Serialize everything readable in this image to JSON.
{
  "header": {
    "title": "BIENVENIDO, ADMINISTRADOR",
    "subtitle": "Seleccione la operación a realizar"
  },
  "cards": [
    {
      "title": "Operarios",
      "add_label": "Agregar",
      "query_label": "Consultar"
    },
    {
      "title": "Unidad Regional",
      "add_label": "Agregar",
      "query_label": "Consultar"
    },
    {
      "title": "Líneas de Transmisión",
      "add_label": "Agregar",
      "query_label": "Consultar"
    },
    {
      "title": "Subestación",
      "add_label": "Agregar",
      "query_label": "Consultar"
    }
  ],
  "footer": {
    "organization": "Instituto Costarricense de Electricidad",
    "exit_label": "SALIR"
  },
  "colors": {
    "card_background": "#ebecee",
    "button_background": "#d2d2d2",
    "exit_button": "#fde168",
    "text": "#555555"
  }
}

------------

### [Goal of the exercise]
Write the entries again, exactly as they stand.

### [Exercise response]
Serialize everything readable in this image to JSON.
{
  "header": {
    "title": "BIENVENIDO, ADMINISTRADOR",
    "subtitle": "Seleccione la operación a realizar"
  },
  "cards": [
    {
      "title": "Operarios",
      "add_label": "Agregar",
      "query_label": "Consultar"
    },
    {
      "title": "Unidad Regional",
      "add_label": "Agregar",
      "query_label": "Consultar"
    },
    {
      "title": "Líneas de Transmisión",
      "add_label": "Agregar",
      "query_label": "Consultar"
    },
    {
      "title": "Subestación",
      "add_label": "Agregar",
      "query_label": "Consultar"
    }
  ],
  "footer": {
    "organization": "Instituto Costarricense de Electricidad",
    "exit_label": "SALIR"
  },
  "colors": {
    "card_background": "#ebecee",
    "button_background": "#d2d2d2",
    "exit_button": "#fde168",
    "text": "#555555"
  }
}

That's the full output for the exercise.